(GIVEN INFORMATION begins)

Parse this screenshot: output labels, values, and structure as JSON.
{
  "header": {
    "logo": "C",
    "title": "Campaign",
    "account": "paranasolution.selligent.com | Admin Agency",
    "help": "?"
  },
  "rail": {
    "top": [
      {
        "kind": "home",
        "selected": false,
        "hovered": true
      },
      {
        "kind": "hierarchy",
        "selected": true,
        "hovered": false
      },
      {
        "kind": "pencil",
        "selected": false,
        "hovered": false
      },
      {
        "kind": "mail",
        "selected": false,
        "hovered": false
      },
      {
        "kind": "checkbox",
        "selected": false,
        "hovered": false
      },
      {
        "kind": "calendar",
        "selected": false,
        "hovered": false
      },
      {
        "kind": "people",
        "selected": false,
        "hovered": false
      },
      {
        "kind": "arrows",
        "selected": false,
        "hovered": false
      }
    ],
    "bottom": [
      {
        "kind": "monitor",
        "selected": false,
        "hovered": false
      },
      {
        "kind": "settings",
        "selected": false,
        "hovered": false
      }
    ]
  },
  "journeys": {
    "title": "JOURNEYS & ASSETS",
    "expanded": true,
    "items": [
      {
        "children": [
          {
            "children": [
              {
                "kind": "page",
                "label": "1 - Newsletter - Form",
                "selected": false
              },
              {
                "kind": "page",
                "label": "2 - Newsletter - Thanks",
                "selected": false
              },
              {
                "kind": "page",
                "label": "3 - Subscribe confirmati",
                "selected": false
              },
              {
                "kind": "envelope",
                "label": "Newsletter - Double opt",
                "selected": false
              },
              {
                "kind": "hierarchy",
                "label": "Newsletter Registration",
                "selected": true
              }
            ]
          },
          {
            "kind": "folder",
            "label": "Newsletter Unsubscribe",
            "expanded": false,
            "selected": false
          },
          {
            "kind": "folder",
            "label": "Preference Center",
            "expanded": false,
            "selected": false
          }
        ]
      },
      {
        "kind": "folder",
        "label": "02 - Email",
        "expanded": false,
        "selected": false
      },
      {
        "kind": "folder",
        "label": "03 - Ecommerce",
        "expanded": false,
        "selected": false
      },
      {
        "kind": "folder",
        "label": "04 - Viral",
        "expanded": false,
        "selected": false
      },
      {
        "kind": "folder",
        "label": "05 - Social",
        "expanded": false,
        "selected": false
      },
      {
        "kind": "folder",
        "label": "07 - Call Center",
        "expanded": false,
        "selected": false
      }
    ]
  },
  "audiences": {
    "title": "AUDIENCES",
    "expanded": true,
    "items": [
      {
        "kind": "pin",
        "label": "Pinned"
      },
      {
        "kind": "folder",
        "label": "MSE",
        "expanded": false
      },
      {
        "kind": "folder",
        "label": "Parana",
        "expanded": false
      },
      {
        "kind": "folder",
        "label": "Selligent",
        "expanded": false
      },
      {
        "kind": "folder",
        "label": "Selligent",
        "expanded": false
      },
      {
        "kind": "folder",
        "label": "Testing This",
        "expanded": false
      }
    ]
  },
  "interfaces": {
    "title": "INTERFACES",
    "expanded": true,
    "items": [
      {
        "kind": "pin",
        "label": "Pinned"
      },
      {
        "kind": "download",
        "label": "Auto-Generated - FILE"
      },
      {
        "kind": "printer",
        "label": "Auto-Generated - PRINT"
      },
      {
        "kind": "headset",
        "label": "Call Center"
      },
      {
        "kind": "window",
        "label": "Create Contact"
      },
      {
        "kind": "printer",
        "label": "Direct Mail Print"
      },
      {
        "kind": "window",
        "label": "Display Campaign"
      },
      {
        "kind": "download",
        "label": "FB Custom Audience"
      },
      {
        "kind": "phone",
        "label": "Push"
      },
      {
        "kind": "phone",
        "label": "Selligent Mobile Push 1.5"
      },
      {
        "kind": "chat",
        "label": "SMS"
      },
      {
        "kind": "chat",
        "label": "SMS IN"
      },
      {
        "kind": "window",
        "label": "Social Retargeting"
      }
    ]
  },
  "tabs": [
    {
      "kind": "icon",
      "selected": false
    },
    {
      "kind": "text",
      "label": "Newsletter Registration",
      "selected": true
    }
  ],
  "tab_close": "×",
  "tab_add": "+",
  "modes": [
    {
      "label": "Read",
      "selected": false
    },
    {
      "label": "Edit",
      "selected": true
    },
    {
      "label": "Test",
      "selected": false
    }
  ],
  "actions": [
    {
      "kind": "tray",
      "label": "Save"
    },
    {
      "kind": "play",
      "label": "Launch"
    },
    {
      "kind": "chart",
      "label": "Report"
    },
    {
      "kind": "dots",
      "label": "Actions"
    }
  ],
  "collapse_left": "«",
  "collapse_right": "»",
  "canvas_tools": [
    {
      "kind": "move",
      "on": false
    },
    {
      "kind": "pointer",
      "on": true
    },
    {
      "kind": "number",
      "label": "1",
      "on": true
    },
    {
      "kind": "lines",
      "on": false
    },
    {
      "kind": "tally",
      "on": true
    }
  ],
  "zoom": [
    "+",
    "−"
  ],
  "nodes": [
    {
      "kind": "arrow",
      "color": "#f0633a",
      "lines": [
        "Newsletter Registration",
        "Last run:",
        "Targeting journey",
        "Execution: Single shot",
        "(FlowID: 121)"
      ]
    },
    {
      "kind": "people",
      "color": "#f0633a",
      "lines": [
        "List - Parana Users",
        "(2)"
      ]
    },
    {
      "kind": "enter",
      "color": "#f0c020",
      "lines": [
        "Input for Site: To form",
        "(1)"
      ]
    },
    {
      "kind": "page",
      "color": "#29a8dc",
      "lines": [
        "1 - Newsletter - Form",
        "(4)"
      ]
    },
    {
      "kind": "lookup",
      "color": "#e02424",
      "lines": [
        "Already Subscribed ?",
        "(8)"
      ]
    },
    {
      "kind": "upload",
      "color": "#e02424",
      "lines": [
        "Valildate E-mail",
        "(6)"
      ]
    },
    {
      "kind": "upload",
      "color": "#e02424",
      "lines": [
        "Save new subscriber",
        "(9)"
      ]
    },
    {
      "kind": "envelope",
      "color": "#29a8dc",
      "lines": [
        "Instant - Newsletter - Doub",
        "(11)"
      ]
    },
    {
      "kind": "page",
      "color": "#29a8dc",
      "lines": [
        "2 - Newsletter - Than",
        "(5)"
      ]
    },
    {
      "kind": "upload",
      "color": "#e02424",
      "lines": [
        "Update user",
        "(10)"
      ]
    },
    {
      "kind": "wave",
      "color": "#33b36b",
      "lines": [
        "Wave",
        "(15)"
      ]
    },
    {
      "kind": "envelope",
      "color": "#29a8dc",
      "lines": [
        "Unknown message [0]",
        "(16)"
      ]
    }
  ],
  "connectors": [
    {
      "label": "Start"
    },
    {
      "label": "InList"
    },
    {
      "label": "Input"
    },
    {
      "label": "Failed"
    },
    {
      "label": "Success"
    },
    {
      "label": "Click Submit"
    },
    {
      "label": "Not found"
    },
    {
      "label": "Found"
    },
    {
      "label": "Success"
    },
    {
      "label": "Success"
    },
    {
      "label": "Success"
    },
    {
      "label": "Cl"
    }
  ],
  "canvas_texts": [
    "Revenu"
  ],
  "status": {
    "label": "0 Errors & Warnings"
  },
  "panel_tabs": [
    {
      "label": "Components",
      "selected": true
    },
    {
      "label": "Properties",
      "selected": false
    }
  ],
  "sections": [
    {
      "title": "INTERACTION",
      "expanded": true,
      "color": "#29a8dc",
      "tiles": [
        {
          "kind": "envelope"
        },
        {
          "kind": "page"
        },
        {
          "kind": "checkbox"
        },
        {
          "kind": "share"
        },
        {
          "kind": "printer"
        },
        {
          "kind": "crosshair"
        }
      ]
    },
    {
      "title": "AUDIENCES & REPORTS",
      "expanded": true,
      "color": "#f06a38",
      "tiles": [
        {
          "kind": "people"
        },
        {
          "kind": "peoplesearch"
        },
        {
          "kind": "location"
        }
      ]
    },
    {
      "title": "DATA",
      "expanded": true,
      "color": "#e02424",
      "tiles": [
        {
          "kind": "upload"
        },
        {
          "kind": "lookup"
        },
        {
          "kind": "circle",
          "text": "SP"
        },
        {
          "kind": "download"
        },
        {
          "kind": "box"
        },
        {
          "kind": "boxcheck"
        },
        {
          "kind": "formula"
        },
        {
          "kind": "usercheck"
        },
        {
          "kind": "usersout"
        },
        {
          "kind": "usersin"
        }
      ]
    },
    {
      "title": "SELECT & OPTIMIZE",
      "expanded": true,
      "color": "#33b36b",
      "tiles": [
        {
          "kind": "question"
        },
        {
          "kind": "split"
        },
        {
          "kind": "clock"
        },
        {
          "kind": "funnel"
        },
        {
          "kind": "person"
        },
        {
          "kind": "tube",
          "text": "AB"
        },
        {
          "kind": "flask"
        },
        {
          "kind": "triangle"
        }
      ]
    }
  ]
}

(GIVEN INFORMATION ends)

ABOUT THIS EXERCISE: When a line in the data above contains the string "Newsletter", copy that line.

WRITTEN RESPONSE:
                "label": "1 - Newsletter - Form",
                "label": "2 - Newsletter - Thanks",
                "label": "Newsletter - Double opt",
                "label": "Newsletter Registration",
            "label": "Newsletter Unsubscribe",
      "label": "Newsletter Registration",
        "Newsletter Registration",
        "1 - Newsletter - Form",
        "Instant - Newsletter - Doub",
        "2 - Newsletter - Than",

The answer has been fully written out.